◆ Exercise aim
Go through the data and copy every line exactly, but not the images.

#### Dataset content ####

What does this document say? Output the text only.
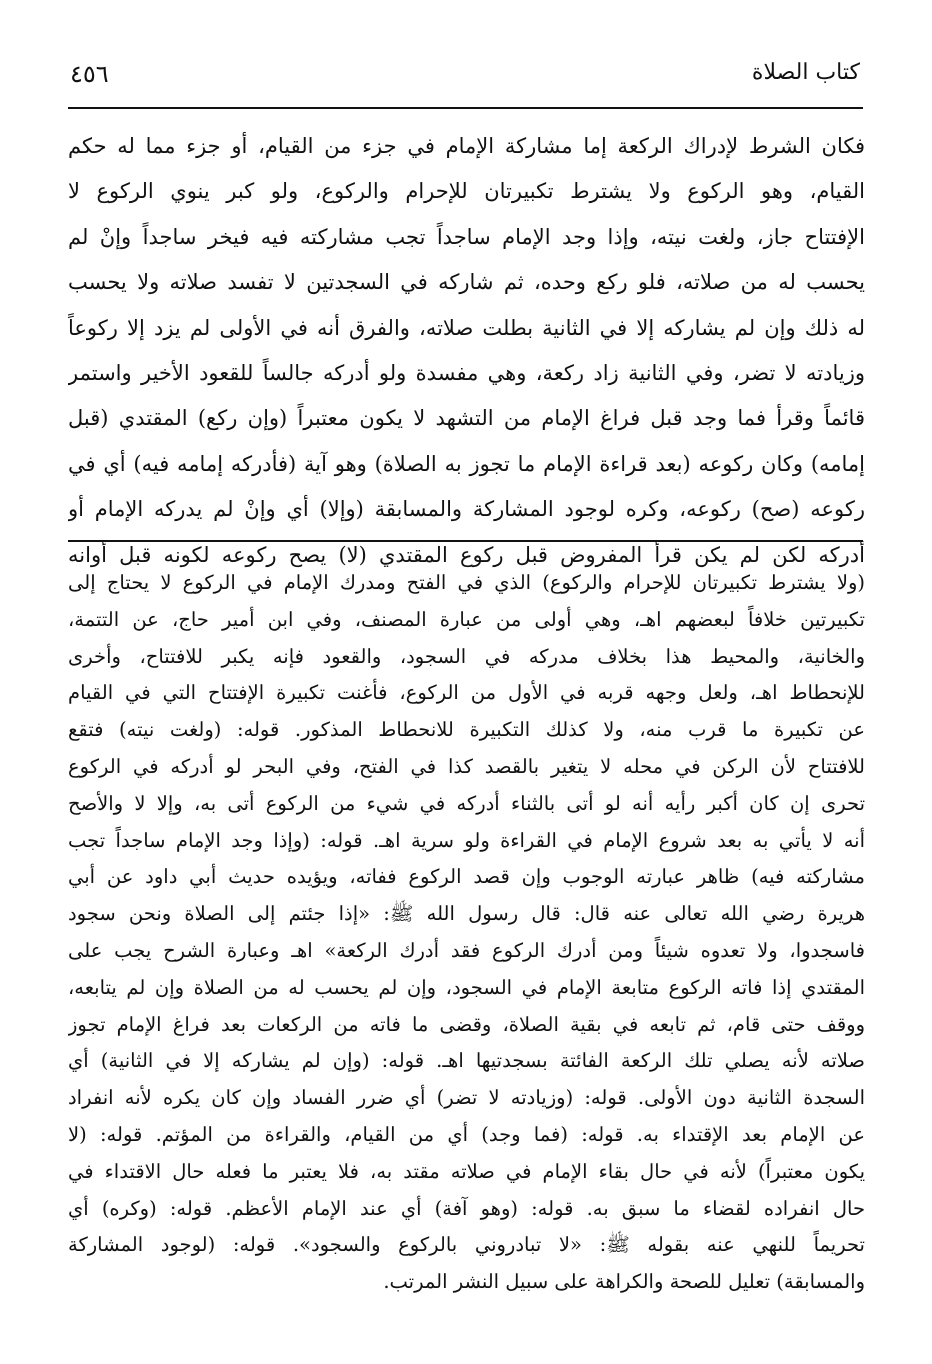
٤٥٦	كتاب الصلاة
فكان الشرط لإدراك الركعة إما مشاركة الإمام في جزء من القيام، أو جزء مما له حكم
القيام، وهو الركوع ولا يشترط تكبيرتان للإحرام والركوع، ولو كبر ينوي الركوع لا
الإفتتاح جاز، ولغت نيته، وإذا وجد الإمام ساجداً تجب مشاركته فيه فيخر ساجداً وإنْ لم
يحسب له من صلاته، فلو ركع وحده، ثم شاركه في السجدتين لا تفسد صلاته ولا يحسب
له ذلك وإن لم يشاركه إلا في الثانية بطلت صلاته، والفرق أنه في الأولى لم يزد إلا ركوعاً
وزيادته لا تضر، وفي الثانية زاد ركعة، وهي مفسدة ولو أدركه جالساً للقعود الأخير واستمر
قائماً وقرأ فما وجد قبل فراغ الإمام من التشهد لا يكون معتبراً (وإن ركع) المقتدي (قبل
إمامه) وكان ركوعه (بعد قراءة الإمام ما تجوز به الصلاة) وهو آية (فأدركه إمامه فيه) أي في
ركوعه (صح) ركوعه، وكره لوجود المشاركة والمسابقة (وإلا) أي وإنْ لم يدركه الإمام أو
أدركه لكن لم يكن قرأ المفروض قبل ركوع المقتدي (لا) يصح ركوعه لكونه قبل أوانه
(ولا يشترط تكبيرتان للإحرام والركوع) الذي في الفتح ومدرك الإمام في الركوع لا يحتاج إلى
تكبيرتين خلافاً لبعضهم اهـ، وهي أولى من عبارة المصنف، وفي ابن أمير حاج، عن التتمة،
والخانية، والمحيط هذا بخلاف مدركه في السجود، والقعود فإنه يكبر للافتتاح، وأخرى
للإنحطاط اهـ، ولعل وجهه قربه في الأول من الركوع، فأغنت تكبيرة الإفتتاح التي في القيام
عن تكبيرة ما قرب منه، ولا كذلك التكبيرة للانحطاط المذكور. قوله: (ولغت نيته) فتقع
للافتتاح لأن الركن في محله لا يتغير بالقصد كذا في الفتح، وفي البحر لو أدركه في الركوع
تحرى إن كان أكبر رأيه أنه لو أتى بالثناء أدركه في شيء من الركوع أتى به، وإلا لا والأصح
أنه لا يأتي به بعد شروع الإمام في القراءة ولو سرية اهـ. قوله: (وإذا وجد الإمام ساجداً تجب
مشاركته فيه) ظاهر عبارته الوجوب وإن قصد الركوع ففاته، ويؤيده حديث أبي داود عن أبي
هريرة رضي الله تعالى عنه قال: قال رسول الله ﷺ: «إذا جئتم إلى الصلاة ونحن سجود
فاسجدوا، ولا تعدوه شيئاً ومن أدرك الركوع فقد أدرك الركعة» اهـ وعبارة الشرح يجب على
المقتدي إذا فاته الركوع متابعة الإمام في السجود، وإن لم يحسب له من الصلاة وإن لم يتابعه،
ووقف حتى قام، ثم تابعه في بقية الصلاة، وقضى ما فاته من الركعات بعد فراغ الإمام تجوز
صلاته لأنه يصلي تلك الركعة الفائتة بسجدتيها اهـ. قوله: (وإن لم يشاركه إلا في الثانية) أي
السجدة الثانية دون الأولى. قوله: (وزيادته لا تضر) أي ضرر الفساد وإن كان يكره لأنه انفراد
عن الإمام بعد الإقتداء به. قوله: (فما وجد) أي من القيام، والقراءة من المؤتم. قوله: (لا
يكون معتبراً) لأنه في حال بقاء الإمام في صلاته مقتد به، فلا يعتبر ما فعله حال الاقتداء في
حال انفراده لقضاء ما سبق به. قوله: (وهو آفة) أي عند الإمام الأعظم. قوله: (وكره) أي
تحريماً للنهي عنه بقوله ﷺ: «لا تبادروني بالركوع والسجود». قوله: (لوجود المشاركة
والمسابقة) تعليل للصحة والكراهة على سبيل النشر المرتب.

####

◆ Task answer
What does this document say? Output the text only.
٤٥٦	كتاب الصلاة
فكان الشرط لإدراك الركعة إما مشاركة الإمام في جزء من القيام، أو جزء مما له حكم
القيام، وهو الركوع ولا يشترط تكبيرتان للإحرام والركوع، ولو كبر ينوي الركوع لا
الإفتتاح جاز، ولغت نيته، وإذا وجد الإمام ساجداً تجب مشاركته فيه فيخر ساجداً وإنْ لم
يحسب له من صلاته، فلو ركع وحده، ثم شاركه في السجدتين لا تفسد صلاته ولا يحسب
له ذلك وإن لم يشاركه إلا في الثانية بطلت صلاته، والفرق أنه في الأولى لم يزد إلا ركوعاً
وزيادته لا تضر، وفي الثانية زاد ركعة، وهي مفسدة ولو أدركه جالساً للقعود الأخير واستمر
قائماً وقرأ فما وجد قبل فراغ الإمام من التشهد لا يكون معتبراً (وإن ركع) المقتدي (قبل
إمامه) وكان ركوعه (بعد قراءة الإمام ما تجوز به الصلاة) وهو آية (فأدركه إمامه فيه) أي في
ركوعه (صح) ركوعه، وكره لوجود المشاركة والمسابقة (وإلا) أي وإنْ لم يدركه الإمام أو
أدركه لكن لم يكن قرأ المفروض قبل ركوع المقتدي (لا) يصح ركوعه لكونه قبل أوانه
(ولا يشترط تكبيرتان للإحرام والركوع) الذي في الفتح ومدرك الإمام في الركوع لا يحتاج إلى
تكبيرتين خلافاً لبعضهم اهـ، وهي أولى من عبارة المصنف، وفي ابن أمير حاج، عن التتمة،
والخانية، والمحيط هذا بخلاف مدركه في السجود، والقعود فإنه يكبر للافتتاح، وأخرى
للإنحطاط اهـ، ولعل وجهه قربه في الأول من الركوع، فأغنت تكبيرة الإفتتاح التي في القيام
عن تكبيرة ما قرب منه، ولا كذلك التكبيرة للانحطاط المذكور. قوله: (ولغت نيته) فتقع
للافتتاح لأن الركن في محله لا يتغير بالقصد كذا في الفتح، وفي البحر لو أدركه في الركوع
تحرى إن كان أكبر رأيه أنه لو أتى بالثناء أدركه في شيء من الركوع أتى به، وإلا لا والأصح
أنه لا يأتي به بعد شروع الإمام في القراءة ولو سرية اهـ. قوله: (وإذا وجد الإمام ساجداً تجب
مشاركته فيه) ظاهر عبارته الوجوب وإن قصد الركوع ففاته، ويؤيده حديث أبي داود عن أبي
هريرة رضي الله تعالى عنه قال: قال رسول الله ﷺ: «إذا جئتم إلى الصلاة ونحن سجود
فاسجدوا، ولا تعدوه شيئاً ومن أدرك الركوع فقد أدرك الركعة» اهـ وعبارة الشرح يجب على
المقتدي إذا فاته الركوع متابعة الإمام في السجود، وإن لم يحسب له من الصلاة وإن لم يتابعه،
ووقف حتى قام، ثم تابعه في بقية الصلاة، وقضى ما فاته من الركعات بعد فراغ الإمام تجوز
صلاته لأنه يصلي تلك الركعة الفائتة بسجدتيها اهـ. قوله: (وإن لم يشاركه إلا في الثانية) أي
السجدة الثانية دون الأولى. قوله: (وزيادته لا تضر) أي ضرر الفساد وإن كان يكره لأنه انفراد
عن الإمام بعد الإقتداء به. قوله: (فما وجد) أي من القيام، والقراءة من المؤتم. قوله: (لا
يكون معتبراً) لأنه في حال بقاء الإمام في صلاته مقتد به، فلا يعتبر ما فعله حال الاقتداء في
حال انفراده لقضاء ما سبق به. قوله: (وهو آفة) أي عند الإمام الأعظم. قوله: (وكره) أي
تحريماً للنهي عنه بقوله ﷺ: «لا تبادروني بالركوع والسجود». قوله: (لوجود المشاركة
والمسابقة) تعليل للصحة والكراهة على سبيل النشر المرتب.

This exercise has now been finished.